▶ YOUR GOAL
What is the number of lines in the data that hold the string "screenshot"? Reply with that number only.

▶ DATA SHOWN
───

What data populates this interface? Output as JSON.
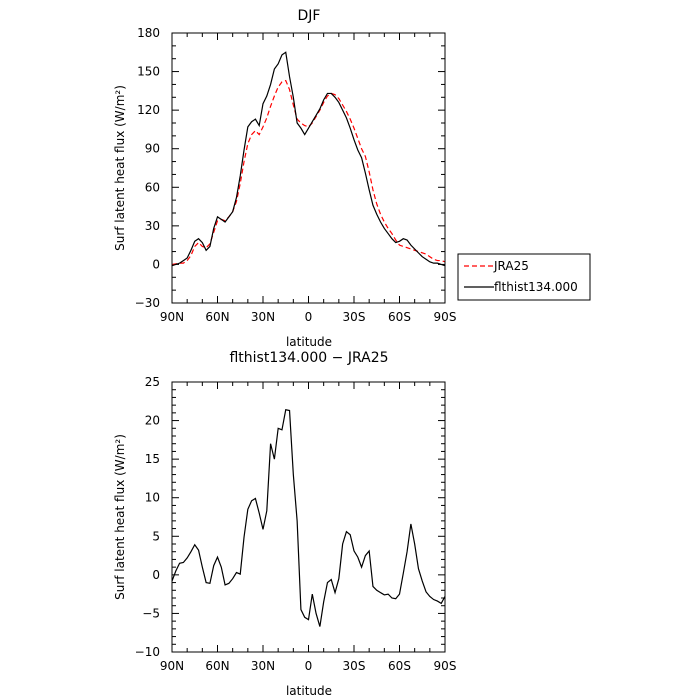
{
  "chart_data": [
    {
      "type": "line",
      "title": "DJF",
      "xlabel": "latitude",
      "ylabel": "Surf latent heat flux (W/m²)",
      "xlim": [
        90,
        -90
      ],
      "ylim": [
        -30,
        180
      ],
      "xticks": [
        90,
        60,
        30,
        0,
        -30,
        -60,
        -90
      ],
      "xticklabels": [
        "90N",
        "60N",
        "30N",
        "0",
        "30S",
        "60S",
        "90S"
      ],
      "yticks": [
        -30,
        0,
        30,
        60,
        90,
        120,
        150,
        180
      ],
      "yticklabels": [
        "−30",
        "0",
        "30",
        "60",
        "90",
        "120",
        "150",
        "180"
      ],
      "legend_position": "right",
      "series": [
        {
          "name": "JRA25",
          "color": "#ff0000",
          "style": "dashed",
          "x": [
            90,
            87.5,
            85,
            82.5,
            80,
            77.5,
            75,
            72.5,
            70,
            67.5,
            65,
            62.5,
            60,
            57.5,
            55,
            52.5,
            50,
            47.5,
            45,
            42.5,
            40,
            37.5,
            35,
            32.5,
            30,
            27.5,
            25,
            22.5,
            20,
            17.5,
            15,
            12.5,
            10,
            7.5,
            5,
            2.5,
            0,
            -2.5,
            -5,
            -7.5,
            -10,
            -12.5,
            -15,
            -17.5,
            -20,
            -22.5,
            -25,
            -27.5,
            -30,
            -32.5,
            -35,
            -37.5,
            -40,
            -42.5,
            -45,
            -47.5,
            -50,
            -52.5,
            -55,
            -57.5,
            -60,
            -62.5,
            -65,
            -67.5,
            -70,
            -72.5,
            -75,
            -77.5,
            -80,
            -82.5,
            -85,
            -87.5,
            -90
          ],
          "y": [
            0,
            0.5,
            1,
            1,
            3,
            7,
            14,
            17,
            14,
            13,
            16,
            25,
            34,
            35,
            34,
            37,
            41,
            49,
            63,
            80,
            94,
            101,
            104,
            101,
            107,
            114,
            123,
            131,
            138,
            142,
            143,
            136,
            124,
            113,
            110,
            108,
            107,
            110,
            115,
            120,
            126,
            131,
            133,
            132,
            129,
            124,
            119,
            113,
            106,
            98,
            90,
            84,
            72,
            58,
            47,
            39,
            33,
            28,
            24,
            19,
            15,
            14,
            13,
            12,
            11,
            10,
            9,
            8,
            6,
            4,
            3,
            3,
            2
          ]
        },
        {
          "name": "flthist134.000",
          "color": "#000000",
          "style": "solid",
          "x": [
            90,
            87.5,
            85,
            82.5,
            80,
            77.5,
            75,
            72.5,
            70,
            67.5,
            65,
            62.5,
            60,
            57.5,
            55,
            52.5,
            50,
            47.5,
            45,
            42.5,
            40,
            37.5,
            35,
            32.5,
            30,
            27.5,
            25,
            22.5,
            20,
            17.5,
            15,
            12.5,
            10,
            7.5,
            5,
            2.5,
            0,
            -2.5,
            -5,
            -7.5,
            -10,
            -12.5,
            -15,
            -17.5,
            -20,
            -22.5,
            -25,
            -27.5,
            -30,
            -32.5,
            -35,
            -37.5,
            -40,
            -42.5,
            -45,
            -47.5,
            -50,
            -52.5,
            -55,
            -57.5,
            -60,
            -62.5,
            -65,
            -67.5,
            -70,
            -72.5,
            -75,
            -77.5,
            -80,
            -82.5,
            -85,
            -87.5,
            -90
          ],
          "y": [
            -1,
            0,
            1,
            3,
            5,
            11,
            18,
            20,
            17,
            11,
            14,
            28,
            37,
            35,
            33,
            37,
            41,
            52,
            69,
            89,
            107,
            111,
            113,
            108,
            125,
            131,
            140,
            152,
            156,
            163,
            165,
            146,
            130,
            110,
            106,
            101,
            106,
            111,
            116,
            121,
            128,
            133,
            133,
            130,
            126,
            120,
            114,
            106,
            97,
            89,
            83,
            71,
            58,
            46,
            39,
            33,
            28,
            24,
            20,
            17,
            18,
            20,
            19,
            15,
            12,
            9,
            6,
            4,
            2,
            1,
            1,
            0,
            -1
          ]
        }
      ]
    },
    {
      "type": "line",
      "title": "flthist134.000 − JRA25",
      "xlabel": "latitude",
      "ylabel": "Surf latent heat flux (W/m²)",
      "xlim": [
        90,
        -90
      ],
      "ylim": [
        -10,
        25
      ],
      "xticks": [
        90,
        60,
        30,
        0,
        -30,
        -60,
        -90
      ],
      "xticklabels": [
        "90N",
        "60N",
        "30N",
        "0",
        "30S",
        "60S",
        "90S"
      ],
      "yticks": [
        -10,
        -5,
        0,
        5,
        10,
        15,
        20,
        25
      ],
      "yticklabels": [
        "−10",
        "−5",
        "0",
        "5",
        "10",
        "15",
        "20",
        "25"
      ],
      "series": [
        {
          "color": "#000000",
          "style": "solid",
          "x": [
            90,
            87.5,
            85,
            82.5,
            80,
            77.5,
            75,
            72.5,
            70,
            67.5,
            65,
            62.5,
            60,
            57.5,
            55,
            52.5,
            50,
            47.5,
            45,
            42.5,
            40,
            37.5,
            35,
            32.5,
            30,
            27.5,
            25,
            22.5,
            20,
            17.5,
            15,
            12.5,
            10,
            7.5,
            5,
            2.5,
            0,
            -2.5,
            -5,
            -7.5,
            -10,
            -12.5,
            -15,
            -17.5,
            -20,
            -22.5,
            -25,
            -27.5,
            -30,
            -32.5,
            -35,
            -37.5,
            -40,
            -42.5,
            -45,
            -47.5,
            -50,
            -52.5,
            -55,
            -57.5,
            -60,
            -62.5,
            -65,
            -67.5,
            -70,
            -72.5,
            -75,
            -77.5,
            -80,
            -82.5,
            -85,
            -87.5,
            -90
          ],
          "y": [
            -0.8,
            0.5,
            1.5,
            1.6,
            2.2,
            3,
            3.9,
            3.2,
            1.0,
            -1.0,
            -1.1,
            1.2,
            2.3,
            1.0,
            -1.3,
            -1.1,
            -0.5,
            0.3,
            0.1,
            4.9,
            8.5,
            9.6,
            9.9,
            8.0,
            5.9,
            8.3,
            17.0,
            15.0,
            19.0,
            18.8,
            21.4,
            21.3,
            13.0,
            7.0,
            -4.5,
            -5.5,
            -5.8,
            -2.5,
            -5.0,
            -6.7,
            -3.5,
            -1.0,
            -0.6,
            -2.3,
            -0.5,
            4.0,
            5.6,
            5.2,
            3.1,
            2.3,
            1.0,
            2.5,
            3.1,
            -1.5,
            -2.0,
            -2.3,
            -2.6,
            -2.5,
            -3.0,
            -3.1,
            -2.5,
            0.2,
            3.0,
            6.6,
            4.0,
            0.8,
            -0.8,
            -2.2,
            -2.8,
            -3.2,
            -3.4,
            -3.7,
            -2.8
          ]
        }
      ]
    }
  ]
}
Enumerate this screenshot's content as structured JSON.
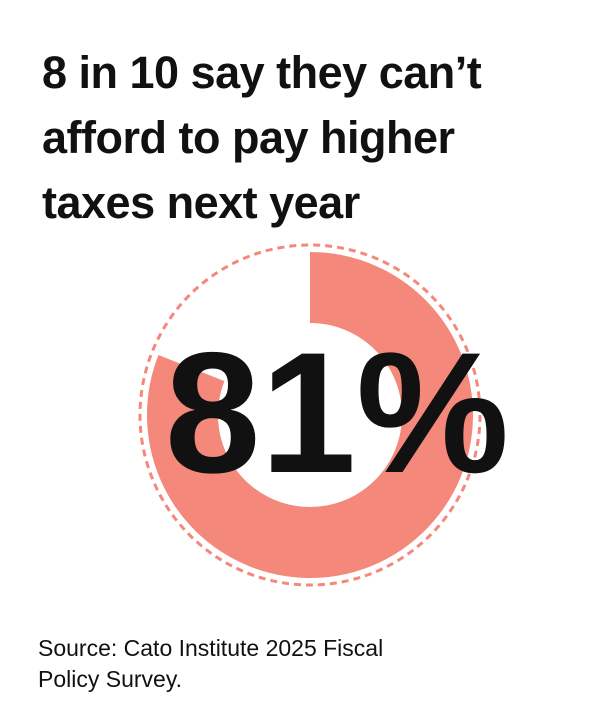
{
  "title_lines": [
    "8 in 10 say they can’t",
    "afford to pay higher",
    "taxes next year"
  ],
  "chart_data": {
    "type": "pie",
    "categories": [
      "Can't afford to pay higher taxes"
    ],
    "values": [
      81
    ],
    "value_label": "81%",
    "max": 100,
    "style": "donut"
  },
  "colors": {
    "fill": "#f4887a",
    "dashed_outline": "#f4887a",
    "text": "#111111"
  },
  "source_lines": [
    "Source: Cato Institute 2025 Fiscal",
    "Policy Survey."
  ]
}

───

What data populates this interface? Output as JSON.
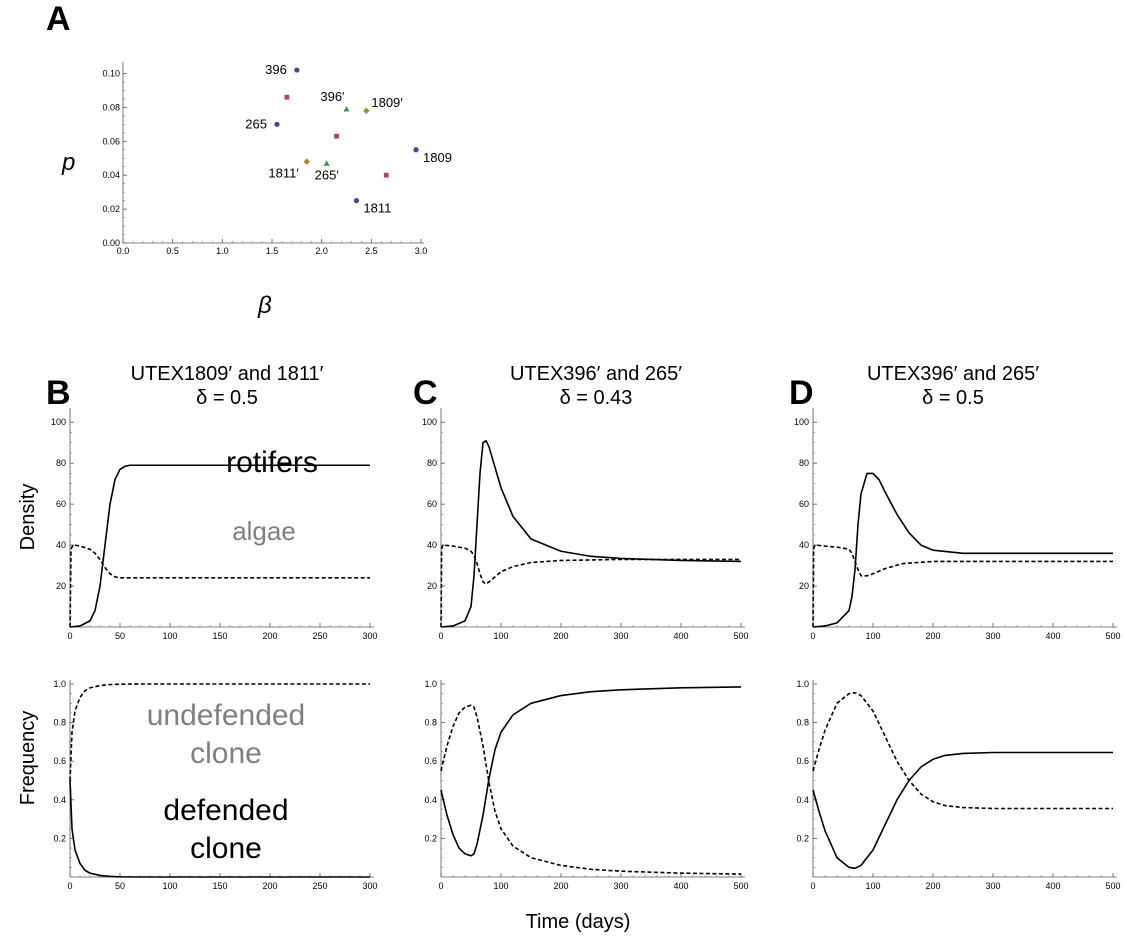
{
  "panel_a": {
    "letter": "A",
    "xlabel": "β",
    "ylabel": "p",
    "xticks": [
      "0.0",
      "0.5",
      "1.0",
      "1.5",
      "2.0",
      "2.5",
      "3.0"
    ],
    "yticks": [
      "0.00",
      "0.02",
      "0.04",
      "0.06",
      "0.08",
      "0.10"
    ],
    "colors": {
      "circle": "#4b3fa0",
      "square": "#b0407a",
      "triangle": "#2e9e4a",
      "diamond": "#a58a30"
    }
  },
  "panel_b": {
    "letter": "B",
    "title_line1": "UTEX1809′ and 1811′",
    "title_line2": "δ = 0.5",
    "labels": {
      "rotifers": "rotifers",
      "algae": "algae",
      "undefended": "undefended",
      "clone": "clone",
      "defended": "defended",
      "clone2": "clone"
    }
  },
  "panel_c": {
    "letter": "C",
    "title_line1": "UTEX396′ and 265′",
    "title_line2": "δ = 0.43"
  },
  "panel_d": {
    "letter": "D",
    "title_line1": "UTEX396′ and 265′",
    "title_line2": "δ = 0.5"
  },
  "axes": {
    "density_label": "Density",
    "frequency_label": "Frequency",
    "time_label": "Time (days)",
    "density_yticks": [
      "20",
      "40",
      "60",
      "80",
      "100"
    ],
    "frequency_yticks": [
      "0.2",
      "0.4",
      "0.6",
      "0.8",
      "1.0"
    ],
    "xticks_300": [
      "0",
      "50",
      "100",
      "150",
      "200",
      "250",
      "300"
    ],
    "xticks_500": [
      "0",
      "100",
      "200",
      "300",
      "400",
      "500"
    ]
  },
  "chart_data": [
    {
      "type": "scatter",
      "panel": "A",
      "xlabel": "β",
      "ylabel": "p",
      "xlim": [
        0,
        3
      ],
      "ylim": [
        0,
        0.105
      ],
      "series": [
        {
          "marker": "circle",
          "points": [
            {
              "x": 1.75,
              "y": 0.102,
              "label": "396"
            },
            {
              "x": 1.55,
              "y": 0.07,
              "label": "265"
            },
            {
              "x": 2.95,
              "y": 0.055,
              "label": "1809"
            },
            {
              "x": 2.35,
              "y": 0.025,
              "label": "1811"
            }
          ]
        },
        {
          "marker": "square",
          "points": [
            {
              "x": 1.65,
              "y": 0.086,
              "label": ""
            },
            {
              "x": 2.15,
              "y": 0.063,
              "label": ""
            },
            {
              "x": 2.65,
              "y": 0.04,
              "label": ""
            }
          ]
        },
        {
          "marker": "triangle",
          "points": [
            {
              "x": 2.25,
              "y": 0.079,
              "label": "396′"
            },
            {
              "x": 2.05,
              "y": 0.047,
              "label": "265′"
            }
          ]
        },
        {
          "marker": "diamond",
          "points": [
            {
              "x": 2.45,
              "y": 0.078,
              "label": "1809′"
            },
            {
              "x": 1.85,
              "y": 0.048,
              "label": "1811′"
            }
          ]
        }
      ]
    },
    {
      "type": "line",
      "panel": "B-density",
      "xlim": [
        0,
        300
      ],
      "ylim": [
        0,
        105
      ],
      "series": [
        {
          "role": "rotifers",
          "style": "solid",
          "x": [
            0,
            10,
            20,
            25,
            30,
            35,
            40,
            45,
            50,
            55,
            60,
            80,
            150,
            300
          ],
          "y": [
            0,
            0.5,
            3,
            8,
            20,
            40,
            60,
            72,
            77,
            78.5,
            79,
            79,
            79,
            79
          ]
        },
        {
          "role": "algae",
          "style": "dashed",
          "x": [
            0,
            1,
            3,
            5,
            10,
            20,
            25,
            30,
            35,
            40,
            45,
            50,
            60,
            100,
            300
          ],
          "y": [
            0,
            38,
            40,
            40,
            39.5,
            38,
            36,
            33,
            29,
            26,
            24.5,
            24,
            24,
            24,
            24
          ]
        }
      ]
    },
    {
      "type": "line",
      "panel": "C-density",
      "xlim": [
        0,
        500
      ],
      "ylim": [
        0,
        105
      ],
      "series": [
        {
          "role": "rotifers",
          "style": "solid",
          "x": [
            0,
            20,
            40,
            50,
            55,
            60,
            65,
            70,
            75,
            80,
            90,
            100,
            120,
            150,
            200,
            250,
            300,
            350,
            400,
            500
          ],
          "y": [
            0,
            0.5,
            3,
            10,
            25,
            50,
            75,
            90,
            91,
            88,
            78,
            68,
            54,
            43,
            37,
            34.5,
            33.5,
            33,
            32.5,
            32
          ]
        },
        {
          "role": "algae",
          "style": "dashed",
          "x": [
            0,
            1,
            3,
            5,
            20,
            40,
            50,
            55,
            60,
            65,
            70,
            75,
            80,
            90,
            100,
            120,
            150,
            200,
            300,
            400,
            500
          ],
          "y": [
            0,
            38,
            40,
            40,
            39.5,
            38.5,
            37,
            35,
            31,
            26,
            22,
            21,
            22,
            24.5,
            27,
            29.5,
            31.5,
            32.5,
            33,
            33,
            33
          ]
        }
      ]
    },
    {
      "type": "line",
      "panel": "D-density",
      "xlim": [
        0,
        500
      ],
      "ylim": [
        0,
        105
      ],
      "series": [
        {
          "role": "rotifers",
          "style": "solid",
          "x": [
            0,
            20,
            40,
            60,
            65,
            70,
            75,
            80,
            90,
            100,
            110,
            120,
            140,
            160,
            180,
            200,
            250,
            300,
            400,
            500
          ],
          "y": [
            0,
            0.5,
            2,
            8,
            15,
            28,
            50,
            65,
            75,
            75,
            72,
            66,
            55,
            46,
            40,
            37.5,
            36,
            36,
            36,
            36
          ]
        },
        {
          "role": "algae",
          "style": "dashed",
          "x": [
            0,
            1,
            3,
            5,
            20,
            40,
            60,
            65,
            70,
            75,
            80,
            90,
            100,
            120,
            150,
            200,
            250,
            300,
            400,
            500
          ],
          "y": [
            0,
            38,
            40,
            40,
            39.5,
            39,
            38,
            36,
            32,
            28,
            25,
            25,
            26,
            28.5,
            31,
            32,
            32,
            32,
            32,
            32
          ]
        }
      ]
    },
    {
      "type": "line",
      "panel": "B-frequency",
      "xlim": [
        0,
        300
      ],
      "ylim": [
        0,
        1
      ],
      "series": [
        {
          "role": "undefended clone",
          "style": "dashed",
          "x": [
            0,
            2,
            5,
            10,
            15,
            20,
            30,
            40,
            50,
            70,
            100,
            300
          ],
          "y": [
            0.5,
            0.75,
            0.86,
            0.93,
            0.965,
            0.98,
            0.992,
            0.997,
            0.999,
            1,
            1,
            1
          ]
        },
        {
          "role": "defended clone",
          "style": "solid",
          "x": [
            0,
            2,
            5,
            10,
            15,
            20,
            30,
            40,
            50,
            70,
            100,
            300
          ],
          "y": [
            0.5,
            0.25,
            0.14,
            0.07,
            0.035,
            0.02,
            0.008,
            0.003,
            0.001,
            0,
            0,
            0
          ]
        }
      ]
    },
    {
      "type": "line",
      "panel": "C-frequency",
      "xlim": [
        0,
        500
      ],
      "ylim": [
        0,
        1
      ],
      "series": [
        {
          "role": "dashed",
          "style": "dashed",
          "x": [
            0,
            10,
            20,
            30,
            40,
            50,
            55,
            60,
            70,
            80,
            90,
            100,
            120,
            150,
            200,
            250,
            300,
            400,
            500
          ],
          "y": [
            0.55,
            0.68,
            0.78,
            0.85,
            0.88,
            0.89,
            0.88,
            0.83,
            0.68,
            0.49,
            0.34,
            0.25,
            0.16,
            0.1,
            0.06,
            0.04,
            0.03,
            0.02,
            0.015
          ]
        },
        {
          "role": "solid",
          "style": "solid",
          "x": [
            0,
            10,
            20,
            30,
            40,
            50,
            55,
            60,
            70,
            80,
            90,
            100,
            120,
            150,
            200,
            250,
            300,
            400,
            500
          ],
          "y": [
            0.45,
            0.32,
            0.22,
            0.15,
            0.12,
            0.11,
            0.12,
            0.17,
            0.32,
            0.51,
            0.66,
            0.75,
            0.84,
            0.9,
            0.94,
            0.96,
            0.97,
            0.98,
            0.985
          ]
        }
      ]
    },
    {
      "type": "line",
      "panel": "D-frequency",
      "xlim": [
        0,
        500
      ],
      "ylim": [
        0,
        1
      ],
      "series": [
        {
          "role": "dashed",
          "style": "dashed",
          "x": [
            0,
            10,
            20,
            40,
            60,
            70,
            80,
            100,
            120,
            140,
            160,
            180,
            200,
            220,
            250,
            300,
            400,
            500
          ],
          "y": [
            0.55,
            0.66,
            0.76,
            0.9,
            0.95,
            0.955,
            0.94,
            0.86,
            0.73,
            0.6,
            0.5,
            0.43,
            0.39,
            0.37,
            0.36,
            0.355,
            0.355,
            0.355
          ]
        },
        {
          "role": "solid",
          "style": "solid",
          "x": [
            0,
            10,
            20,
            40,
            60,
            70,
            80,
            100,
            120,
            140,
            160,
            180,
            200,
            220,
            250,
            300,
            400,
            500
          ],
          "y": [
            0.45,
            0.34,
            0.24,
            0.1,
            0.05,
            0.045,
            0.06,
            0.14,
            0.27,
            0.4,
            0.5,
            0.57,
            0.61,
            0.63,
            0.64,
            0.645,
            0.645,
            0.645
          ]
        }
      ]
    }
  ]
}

───

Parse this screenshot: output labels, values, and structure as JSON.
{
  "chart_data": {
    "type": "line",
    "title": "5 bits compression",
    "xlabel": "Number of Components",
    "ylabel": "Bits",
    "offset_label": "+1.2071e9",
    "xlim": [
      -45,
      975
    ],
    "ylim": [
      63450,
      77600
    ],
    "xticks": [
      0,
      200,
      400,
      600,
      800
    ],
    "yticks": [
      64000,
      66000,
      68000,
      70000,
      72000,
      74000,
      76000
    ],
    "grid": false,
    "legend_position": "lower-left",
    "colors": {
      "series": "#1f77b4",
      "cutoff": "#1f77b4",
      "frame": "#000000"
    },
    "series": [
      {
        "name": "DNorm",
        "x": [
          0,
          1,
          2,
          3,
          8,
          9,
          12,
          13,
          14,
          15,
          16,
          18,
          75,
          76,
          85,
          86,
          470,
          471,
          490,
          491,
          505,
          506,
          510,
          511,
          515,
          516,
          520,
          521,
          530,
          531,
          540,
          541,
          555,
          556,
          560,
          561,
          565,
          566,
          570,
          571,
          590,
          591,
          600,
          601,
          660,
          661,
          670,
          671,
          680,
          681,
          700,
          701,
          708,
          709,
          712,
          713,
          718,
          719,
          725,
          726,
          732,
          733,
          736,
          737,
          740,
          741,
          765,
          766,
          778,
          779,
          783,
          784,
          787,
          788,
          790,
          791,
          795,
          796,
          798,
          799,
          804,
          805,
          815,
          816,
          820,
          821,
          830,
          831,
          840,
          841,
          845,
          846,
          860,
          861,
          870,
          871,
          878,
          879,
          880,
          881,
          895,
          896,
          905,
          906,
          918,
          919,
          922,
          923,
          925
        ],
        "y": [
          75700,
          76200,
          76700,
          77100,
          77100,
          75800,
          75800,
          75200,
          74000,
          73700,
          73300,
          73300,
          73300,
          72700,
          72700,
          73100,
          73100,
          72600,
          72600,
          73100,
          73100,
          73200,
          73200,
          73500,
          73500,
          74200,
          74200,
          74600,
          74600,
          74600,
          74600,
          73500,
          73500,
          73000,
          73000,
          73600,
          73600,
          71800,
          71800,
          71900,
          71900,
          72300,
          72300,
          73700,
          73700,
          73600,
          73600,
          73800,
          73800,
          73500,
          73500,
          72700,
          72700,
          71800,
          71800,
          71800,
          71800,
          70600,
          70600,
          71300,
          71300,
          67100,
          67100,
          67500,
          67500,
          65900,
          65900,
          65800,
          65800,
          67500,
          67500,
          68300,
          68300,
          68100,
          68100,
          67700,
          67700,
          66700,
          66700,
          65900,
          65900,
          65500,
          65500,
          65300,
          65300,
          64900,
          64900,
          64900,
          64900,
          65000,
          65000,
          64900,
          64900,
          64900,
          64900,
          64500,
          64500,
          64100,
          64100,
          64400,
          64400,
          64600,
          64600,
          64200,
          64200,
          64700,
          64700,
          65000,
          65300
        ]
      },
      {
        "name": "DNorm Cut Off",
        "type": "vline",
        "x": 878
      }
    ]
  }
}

───

▶ REPLY TO THE EXERCISE
2